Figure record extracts
============================================================
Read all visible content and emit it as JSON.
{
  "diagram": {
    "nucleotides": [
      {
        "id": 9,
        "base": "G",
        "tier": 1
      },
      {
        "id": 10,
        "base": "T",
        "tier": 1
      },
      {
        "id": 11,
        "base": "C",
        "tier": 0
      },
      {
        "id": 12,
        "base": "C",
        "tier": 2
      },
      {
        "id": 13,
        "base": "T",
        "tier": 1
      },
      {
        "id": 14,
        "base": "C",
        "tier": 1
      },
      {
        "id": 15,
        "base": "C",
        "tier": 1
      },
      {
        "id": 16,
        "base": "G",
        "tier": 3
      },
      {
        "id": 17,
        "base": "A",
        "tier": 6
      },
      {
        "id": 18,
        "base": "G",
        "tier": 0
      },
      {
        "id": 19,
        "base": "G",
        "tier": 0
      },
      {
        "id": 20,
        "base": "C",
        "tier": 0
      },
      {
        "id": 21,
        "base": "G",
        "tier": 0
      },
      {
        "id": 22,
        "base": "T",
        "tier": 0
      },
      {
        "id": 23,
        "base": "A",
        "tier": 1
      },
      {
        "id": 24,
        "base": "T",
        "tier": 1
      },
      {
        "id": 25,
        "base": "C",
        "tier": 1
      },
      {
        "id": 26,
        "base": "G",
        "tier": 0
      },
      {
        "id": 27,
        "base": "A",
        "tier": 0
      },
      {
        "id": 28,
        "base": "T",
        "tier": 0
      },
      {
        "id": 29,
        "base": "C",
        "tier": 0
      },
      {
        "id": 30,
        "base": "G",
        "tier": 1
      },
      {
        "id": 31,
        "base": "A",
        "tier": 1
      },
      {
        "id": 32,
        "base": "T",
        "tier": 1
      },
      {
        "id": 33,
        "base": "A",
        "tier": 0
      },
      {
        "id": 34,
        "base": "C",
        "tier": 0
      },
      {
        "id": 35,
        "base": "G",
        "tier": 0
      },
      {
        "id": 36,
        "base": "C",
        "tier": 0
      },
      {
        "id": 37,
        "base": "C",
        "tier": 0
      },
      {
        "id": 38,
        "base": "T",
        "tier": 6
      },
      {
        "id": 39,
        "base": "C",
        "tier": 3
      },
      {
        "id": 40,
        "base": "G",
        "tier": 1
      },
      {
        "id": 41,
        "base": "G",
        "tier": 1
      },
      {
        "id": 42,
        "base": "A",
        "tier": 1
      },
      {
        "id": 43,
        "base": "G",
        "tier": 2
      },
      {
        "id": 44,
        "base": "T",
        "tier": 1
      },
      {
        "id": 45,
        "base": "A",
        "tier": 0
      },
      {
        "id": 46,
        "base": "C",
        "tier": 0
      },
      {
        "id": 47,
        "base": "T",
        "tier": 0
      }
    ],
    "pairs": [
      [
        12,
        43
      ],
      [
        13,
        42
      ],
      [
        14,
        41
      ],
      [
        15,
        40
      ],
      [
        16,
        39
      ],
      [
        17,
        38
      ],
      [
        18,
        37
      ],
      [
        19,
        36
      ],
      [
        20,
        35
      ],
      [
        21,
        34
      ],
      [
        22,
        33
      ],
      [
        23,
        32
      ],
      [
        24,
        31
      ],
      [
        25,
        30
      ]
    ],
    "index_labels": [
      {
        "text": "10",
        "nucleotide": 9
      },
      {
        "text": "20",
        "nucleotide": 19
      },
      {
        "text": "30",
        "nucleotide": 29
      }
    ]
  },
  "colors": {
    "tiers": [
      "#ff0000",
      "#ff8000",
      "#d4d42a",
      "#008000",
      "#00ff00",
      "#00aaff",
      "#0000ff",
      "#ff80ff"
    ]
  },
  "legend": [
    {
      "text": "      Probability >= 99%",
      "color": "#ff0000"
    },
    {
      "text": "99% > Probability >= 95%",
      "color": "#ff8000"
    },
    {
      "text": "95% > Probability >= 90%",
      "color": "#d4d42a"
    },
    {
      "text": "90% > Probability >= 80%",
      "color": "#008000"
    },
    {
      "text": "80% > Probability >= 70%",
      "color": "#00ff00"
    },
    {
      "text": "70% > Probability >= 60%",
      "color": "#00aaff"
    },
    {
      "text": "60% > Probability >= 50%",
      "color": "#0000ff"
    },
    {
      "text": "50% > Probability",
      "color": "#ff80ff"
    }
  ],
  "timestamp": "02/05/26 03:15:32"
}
============================================================
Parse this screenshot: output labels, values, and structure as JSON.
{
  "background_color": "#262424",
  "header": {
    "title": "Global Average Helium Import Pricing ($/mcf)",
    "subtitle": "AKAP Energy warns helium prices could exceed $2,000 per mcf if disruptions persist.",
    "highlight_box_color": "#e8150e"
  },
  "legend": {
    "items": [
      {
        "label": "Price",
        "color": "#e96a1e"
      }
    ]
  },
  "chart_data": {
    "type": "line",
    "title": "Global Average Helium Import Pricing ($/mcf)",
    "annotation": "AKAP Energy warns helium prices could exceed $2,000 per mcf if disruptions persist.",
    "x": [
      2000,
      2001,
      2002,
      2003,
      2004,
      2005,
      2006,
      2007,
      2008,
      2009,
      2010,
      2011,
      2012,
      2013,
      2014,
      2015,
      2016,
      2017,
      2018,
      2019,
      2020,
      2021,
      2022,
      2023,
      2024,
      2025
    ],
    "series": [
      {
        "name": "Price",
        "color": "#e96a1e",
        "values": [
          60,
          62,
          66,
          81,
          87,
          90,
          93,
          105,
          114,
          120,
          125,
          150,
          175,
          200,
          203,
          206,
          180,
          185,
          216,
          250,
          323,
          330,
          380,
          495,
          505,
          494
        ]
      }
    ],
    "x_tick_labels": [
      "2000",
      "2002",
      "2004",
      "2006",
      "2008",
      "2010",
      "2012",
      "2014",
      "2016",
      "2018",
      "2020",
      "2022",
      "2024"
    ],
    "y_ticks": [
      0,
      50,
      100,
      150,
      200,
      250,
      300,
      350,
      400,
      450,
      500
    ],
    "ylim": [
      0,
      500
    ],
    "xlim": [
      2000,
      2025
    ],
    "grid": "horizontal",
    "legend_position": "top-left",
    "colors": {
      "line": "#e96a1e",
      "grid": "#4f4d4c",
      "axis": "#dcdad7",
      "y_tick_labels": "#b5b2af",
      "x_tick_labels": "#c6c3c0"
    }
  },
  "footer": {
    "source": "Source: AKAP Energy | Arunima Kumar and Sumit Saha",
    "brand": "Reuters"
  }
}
============================================================
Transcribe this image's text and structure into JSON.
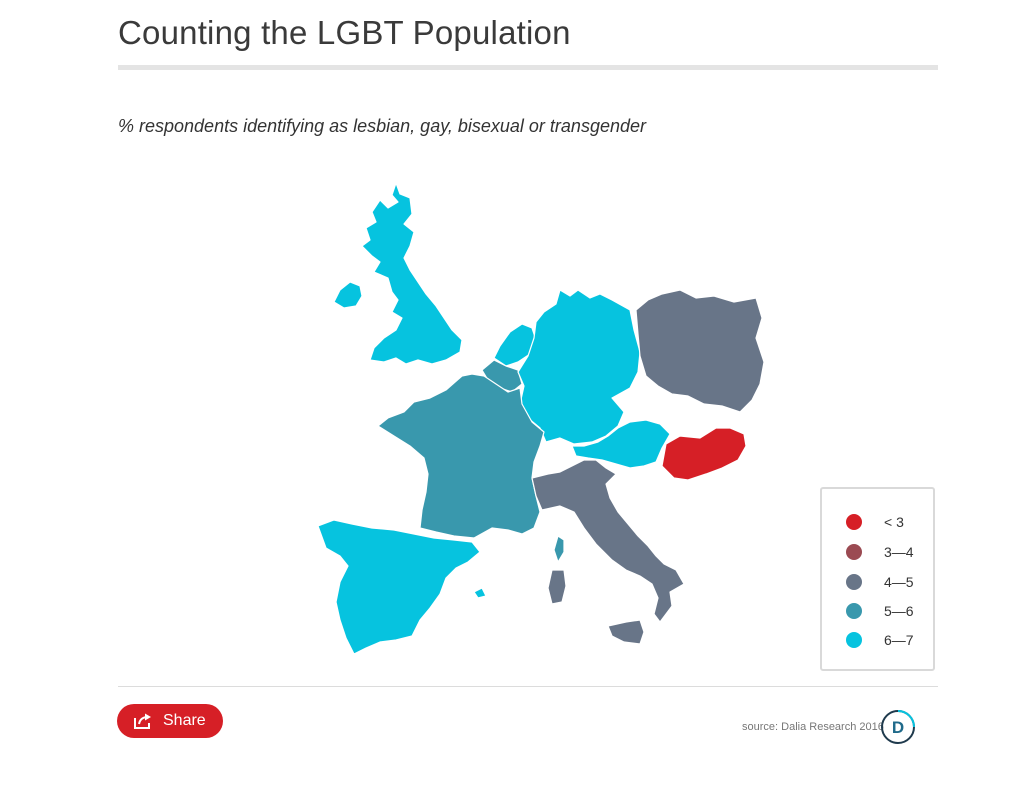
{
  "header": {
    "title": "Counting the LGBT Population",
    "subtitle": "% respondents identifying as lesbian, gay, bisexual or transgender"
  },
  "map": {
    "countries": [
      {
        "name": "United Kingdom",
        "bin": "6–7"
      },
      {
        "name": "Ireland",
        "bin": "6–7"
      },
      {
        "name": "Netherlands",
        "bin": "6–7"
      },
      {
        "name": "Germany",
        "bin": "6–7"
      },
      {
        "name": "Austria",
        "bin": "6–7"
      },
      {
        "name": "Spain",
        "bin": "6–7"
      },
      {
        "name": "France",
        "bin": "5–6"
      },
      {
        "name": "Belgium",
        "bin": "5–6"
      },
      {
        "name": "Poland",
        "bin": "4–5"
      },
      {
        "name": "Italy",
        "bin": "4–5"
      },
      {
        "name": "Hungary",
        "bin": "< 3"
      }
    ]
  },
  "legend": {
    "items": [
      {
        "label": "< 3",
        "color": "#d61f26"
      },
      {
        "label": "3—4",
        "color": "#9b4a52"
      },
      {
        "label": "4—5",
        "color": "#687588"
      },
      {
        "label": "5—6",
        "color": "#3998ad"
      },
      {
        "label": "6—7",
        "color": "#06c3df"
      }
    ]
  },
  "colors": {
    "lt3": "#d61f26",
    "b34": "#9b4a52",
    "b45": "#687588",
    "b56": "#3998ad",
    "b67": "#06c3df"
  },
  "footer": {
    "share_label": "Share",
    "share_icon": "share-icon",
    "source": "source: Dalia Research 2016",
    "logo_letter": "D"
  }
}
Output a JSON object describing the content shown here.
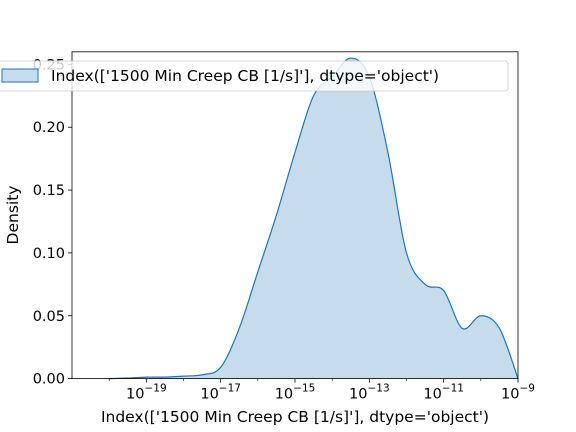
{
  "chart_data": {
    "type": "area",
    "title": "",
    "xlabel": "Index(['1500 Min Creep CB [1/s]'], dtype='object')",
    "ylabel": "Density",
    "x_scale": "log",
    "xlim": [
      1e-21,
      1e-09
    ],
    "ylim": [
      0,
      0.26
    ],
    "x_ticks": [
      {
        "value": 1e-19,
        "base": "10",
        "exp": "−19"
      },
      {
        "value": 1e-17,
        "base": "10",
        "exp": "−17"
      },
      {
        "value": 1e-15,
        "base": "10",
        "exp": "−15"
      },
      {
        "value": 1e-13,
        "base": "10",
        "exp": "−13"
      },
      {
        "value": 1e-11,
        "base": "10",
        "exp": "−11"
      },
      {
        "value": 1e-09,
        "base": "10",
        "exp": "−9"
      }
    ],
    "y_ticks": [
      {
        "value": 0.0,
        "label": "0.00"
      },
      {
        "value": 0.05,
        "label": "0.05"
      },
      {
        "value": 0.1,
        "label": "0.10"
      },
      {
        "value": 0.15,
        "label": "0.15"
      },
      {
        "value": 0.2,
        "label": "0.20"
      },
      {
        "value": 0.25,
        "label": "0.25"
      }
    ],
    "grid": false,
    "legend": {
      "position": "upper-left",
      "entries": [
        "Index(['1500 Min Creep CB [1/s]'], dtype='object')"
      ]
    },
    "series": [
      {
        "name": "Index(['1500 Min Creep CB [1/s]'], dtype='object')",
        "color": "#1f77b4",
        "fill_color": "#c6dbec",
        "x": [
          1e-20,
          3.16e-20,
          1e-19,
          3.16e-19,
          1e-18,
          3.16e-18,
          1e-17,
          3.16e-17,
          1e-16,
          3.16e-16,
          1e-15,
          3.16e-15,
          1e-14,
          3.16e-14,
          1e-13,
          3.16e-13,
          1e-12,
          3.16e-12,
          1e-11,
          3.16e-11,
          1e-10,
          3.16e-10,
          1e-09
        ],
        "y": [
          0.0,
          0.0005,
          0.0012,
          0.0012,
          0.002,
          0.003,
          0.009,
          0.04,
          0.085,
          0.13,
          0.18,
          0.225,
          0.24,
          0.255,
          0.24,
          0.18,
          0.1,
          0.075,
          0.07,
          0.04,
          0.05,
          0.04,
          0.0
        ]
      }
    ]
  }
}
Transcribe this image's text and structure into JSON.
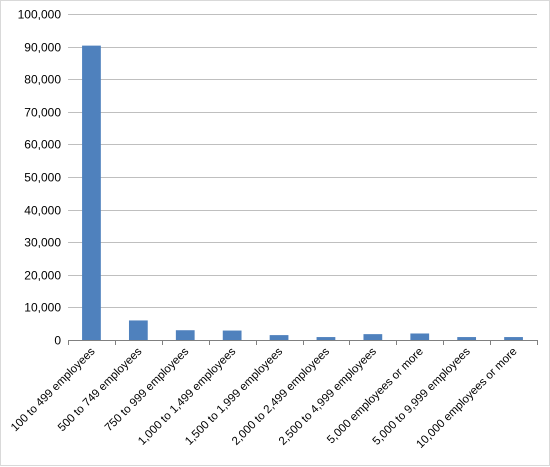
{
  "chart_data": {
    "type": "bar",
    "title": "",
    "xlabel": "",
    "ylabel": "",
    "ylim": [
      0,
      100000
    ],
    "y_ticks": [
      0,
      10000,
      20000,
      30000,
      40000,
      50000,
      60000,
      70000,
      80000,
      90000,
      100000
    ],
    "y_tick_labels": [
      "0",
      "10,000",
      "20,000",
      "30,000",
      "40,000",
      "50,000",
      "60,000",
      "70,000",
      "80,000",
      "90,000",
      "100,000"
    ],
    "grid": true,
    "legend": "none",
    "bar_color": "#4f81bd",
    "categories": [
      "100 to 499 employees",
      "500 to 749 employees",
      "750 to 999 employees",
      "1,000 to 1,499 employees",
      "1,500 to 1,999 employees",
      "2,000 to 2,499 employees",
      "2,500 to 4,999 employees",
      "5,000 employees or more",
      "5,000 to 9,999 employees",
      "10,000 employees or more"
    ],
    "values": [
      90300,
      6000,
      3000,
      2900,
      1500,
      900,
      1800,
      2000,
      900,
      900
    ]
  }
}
============================================================
Look for lines containing the string "employees" and copy them all.

      "100 to 499 employees",
      "500 to 749 employees",
      "750 to 999 employees",
      "1,000 to 1,499 employees",
      "1,500 to 1,999 employees",
      "2,000 to 2,499 employees",
      "2,500 to 4,999 employees",
      "5,000 employees or more",
      "5,000 to 9,999 employees",
      "10,000 employees or more"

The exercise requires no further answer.